◆ **PROBLEM TO WORK ON**
Of all the lines in the material, how many contain the word "FFFFFF"? State the number alone.
Begin MATERIAL SHOWN
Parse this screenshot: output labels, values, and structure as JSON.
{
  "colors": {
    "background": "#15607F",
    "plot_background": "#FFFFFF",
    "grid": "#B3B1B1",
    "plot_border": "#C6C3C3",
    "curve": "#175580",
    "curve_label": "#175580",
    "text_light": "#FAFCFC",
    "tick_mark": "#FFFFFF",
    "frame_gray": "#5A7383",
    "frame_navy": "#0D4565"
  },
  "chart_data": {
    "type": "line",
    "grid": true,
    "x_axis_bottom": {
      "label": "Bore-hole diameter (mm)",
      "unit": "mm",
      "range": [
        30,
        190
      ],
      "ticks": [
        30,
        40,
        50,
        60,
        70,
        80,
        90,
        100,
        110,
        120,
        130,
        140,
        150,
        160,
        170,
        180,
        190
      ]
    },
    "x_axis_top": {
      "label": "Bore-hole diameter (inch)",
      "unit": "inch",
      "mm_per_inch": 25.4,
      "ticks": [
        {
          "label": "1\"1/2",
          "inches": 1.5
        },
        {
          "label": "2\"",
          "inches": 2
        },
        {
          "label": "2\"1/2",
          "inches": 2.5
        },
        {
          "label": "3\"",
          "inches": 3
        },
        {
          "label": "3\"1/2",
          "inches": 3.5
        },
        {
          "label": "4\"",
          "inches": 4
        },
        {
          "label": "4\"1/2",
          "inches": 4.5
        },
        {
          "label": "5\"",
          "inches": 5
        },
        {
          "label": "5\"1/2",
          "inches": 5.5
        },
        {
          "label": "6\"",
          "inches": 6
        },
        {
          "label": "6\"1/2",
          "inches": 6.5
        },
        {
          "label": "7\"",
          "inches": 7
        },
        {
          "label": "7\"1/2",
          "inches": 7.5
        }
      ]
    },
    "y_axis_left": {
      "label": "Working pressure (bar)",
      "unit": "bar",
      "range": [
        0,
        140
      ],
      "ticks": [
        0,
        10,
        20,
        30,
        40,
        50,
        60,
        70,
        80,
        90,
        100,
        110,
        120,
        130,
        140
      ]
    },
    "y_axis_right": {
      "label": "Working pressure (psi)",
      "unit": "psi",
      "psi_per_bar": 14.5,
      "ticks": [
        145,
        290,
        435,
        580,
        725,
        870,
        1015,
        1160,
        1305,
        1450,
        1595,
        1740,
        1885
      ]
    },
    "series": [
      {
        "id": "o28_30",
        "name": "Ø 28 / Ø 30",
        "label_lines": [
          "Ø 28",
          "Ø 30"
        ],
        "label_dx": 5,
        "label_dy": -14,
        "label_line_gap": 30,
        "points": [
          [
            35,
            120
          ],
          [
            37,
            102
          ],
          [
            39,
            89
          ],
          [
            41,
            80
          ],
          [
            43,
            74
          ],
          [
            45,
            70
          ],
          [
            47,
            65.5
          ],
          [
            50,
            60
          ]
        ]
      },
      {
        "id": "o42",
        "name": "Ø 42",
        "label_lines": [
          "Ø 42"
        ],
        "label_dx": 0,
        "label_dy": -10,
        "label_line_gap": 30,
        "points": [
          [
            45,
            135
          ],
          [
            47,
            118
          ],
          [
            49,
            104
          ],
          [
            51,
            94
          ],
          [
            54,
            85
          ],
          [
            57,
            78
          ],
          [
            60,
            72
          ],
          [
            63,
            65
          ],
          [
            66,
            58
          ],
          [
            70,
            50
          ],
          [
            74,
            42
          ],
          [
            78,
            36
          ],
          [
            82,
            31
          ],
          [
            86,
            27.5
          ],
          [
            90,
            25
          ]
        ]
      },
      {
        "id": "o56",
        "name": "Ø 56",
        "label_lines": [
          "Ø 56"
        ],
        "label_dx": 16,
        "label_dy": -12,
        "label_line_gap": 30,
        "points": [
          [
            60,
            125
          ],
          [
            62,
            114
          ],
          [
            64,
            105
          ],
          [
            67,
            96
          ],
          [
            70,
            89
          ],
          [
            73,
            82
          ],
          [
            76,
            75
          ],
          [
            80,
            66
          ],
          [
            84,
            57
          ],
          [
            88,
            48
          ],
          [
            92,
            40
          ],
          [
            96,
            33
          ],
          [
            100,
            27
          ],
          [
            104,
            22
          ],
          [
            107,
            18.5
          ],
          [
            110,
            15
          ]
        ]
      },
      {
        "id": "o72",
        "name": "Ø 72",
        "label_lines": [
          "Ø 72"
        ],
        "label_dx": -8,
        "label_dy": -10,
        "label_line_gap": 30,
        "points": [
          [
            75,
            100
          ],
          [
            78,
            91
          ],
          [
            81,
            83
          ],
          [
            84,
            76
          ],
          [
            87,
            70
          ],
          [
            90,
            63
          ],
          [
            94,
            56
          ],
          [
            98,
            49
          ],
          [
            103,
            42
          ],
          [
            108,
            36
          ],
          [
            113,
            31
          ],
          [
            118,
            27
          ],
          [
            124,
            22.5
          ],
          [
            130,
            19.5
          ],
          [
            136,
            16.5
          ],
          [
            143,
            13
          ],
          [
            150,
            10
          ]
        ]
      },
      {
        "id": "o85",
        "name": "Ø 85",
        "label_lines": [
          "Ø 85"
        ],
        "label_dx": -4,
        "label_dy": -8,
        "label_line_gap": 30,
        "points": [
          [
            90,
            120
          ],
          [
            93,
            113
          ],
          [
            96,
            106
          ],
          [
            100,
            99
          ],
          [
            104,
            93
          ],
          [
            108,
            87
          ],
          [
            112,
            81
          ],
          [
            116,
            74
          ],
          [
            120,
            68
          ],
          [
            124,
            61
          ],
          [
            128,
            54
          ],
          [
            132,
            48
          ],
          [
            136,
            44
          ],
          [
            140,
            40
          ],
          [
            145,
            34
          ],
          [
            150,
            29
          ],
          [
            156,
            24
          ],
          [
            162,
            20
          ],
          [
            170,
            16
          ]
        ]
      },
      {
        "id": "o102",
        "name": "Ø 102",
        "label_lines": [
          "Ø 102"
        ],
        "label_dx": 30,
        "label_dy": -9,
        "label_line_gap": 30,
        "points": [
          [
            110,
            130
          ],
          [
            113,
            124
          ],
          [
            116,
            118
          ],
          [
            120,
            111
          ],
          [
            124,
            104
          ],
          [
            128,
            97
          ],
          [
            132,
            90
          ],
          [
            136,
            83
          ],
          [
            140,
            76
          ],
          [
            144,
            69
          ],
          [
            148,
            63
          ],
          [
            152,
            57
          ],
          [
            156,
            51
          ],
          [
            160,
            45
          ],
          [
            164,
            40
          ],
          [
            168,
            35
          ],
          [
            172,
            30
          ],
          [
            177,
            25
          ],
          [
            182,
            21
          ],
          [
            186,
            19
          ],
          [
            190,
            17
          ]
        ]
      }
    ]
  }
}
End MATERIAL SHOWN
Begin MATERIAL SHOWN
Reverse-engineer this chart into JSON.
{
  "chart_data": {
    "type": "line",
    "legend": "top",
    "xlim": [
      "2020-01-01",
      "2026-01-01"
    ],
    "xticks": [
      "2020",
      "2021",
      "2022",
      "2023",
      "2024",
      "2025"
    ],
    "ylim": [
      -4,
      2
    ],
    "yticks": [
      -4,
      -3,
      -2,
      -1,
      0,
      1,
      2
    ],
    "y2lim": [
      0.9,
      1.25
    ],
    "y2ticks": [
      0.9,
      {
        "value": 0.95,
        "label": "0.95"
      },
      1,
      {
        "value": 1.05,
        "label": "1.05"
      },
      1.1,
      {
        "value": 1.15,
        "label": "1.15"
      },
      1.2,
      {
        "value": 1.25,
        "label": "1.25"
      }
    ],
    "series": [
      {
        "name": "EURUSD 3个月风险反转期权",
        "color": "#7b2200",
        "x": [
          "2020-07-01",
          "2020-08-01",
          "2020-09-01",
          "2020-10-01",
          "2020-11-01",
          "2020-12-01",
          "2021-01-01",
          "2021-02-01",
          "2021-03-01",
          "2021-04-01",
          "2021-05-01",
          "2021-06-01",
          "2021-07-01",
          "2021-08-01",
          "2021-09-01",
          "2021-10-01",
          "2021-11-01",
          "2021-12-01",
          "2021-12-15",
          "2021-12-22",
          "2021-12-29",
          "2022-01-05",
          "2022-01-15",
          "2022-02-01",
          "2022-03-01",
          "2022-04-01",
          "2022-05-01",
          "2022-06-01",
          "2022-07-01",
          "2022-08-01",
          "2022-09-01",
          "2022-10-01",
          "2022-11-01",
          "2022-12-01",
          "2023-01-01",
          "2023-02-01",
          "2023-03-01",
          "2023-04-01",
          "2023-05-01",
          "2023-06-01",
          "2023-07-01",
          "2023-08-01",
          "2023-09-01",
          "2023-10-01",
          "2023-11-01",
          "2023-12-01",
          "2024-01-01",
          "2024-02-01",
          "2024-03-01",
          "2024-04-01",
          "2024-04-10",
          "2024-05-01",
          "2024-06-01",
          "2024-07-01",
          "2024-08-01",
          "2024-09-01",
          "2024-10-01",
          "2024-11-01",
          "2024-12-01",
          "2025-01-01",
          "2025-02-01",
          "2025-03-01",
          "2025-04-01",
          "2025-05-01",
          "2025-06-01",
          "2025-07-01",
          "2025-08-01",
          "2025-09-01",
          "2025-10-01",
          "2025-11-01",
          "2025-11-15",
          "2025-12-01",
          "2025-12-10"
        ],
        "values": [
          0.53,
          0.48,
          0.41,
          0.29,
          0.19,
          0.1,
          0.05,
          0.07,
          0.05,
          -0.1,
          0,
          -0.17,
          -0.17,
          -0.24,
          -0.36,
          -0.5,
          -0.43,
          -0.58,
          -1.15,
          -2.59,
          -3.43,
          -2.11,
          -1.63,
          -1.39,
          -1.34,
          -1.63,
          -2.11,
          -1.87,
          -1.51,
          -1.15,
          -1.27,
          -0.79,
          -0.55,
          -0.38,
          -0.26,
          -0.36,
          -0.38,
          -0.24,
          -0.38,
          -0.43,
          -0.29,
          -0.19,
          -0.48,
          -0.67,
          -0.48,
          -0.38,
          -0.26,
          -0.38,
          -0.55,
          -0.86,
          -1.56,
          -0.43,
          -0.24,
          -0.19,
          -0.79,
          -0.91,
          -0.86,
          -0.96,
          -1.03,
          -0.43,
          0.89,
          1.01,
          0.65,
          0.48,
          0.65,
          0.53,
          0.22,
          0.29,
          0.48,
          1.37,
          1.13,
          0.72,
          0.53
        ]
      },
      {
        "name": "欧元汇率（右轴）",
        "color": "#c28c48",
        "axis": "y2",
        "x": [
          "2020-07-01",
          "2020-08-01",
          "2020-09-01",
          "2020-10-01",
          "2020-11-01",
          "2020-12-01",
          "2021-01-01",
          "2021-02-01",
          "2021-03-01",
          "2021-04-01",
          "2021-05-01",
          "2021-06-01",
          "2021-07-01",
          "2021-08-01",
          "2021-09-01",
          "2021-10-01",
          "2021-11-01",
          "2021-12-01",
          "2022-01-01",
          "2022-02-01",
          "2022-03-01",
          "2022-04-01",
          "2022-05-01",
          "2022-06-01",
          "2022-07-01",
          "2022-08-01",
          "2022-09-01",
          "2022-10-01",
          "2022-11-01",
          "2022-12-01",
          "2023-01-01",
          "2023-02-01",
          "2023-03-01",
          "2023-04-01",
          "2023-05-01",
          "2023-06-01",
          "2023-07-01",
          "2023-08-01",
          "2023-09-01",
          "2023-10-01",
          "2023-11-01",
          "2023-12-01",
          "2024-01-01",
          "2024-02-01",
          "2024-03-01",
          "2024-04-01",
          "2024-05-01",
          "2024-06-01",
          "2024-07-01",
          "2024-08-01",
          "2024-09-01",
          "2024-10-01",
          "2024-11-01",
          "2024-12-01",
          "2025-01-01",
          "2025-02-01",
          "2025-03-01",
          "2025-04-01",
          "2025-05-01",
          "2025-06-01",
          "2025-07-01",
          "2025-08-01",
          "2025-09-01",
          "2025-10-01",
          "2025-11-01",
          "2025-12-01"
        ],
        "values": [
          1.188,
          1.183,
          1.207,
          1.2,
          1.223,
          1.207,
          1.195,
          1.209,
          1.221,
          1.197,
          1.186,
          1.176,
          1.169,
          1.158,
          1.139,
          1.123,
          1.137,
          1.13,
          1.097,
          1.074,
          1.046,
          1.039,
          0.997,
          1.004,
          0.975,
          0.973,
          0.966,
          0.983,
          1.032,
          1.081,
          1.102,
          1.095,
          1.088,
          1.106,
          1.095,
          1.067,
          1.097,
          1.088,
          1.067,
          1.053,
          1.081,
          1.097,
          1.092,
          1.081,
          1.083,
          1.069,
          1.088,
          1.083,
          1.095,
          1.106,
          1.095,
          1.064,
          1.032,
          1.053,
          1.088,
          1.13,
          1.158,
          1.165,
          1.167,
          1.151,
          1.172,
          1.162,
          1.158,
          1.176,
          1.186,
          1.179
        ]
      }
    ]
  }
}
End MATERIAL SHOWN
Begin MATERIAL SHOWN
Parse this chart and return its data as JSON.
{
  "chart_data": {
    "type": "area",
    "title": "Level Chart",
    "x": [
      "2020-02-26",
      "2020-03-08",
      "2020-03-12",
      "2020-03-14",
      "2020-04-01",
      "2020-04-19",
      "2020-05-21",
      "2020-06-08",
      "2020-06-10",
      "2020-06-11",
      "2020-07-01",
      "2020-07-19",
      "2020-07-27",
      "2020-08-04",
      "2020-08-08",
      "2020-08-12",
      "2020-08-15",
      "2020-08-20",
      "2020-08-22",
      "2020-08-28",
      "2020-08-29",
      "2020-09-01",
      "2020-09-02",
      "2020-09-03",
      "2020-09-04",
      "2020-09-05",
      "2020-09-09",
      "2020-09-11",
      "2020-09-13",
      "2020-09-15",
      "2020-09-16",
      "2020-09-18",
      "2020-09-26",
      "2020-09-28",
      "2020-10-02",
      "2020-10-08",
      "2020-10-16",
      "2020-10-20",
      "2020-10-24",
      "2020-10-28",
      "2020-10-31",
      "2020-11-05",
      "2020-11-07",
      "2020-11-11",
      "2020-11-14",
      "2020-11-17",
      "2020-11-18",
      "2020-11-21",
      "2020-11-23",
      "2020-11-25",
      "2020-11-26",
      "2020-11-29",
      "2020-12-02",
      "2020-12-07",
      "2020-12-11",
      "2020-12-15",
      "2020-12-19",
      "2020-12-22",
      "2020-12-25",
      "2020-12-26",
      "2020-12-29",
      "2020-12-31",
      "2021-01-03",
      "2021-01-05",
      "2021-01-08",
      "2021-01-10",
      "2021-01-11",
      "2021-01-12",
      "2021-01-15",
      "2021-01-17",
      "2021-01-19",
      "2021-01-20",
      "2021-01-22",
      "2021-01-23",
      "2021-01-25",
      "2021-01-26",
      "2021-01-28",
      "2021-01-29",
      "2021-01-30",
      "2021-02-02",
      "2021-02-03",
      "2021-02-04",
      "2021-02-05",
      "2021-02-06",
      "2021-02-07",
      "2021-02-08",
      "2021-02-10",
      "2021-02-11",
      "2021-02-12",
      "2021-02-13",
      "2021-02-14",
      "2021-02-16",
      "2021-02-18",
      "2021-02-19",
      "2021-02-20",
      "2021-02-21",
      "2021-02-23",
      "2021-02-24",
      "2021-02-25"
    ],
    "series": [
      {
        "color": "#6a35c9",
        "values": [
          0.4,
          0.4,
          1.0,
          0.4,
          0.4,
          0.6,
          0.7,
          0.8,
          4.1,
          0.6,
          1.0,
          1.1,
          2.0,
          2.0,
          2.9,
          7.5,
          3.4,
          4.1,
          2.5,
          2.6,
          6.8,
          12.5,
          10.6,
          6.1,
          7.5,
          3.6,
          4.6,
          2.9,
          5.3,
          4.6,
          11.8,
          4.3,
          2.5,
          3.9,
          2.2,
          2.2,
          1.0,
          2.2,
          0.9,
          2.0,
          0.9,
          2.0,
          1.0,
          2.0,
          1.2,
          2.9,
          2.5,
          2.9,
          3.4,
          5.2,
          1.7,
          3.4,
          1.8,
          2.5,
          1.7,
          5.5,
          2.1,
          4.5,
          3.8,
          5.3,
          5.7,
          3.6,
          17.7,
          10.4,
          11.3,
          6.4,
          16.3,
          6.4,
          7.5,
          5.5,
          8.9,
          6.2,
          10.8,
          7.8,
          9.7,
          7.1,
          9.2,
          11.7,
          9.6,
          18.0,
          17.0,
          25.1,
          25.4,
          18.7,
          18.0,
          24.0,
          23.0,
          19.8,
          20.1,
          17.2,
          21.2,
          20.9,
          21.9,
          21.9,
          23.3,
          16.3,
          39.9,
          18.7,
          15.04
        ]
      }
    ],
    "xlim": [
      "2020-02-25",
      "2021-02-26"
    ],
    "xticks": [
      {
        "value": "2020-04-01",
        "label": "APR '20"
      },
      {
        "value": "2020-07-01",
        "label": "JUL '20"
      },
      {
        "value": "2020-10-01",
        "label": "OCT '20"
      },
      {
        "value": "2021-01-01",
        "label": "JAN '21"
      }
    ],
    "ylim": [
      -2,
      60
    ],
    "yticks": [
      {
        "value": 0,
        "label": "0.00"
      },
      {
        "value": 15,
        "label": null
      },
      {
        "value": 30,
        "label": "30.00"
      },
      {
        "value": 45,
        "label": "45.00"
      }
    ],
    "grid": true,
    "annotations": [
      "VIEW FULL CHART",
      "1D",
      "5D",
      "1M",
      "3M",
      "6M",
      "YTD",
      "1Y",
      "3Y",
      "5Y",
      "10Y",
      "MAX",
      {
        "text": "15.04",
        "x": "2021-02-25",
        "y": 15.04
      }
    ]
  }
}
End MATERIAL SHOWN
◆ **COMPLETE RESPONSE**
2